##### Records supplied #####
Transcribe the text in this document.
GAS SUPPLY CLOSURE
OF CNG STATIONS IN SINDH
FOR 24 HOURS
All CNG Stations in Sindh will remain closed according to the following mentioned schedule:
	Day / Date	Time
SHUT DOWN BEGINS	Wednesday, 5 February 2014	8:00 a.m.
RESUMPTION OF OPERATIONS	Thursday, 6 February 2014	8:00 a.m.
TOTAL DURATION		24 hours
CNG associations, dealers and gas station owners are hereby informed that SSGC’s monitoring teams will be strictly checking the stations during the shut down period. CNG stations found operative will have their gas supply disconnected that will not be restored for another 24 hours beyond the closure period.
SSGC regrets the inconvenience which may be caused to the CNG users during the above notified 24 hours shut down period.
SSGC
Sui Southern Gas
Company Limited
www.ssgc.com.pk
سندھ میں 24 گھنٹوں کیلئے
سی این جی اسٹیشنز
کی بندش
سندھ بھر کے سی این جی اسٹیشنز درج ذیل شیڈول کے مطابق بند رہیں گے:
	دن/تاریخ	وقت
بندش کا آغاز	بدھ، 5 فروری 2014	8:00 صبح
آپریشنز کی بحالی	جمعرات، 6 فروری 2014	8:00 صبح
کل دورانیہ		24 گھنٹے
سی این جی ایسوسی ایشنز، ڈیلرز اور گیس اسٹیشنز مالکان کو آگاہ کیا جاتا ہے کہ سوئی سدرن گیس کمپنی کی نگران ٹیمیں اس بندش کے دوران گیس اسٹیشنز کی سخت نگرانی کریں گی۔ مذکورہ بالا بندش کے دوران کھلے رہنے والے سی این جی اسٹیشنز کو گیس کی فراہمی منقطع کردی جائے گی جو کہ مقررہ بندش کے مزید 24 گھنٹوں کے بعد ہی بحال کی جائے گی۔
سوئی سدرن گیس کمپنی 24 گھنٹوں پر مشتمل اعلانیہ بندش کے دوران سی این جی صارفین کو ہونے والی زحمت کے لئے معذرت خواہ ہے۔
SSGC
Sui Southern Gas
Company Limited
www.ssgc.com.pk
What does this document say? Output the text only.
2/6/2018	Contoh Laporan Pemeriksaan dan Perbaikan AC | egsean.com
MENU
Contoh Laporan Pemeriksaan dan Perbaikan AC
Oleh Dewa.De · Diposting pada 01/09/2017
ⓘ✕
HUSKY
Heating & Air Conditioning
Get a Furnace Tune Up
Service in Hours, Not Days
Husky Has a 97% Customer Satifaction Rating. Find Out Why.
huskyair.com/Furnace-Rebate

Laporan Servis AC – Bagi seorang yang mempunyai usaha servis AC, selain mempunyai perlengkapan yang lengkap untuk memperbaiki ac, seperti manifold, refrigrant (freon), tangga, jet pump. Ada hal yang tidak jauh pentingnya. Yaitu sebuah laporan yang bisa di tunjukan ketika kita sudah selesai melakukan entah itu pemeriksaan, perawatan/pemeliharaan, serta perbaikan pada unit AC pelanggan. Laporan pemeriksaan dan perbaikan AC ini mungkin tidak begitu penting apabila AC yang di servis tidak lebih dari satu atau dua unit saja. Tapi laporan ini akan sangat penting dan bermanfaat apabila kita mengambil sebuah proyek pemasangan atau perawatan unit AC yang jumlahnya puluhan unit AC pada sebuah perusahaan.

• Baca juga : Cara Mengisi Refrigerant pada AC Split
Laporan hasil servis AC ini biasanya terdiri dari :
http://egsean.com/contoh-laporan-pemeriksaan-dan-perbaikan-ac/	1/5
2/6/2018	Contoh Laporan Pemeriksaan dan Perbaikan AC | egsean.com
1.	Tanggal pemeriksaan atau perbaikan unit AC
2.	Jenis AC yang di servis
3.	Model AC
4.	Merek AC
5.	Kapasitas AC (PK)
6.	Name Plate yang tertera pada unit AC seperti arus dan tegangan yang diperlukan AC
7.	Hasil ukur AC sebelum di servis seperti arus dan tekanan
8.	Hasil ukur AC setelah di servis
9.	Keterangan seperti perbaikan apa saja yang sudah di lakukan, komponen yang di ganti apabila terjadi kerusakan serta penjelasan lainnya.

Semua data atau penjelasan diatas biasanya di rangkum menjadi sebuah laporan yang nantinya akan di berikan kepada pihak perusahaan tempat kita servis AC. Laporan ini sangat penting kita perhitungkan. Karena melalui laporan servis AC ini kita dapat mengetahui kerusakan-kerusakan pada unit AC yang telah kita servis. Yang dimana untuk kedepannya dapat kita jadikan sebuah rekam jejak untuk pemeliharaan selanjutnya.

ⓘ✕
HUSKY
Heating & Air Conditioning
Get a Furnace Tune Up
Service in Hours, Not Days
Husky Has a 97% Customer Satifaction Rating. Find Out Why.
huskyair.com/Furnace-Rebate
#####
## [Directive]
Copy each line above containing the string "text".

## [Complete answer]
Transcribe the text in this document.
What does this document say? Output the text only.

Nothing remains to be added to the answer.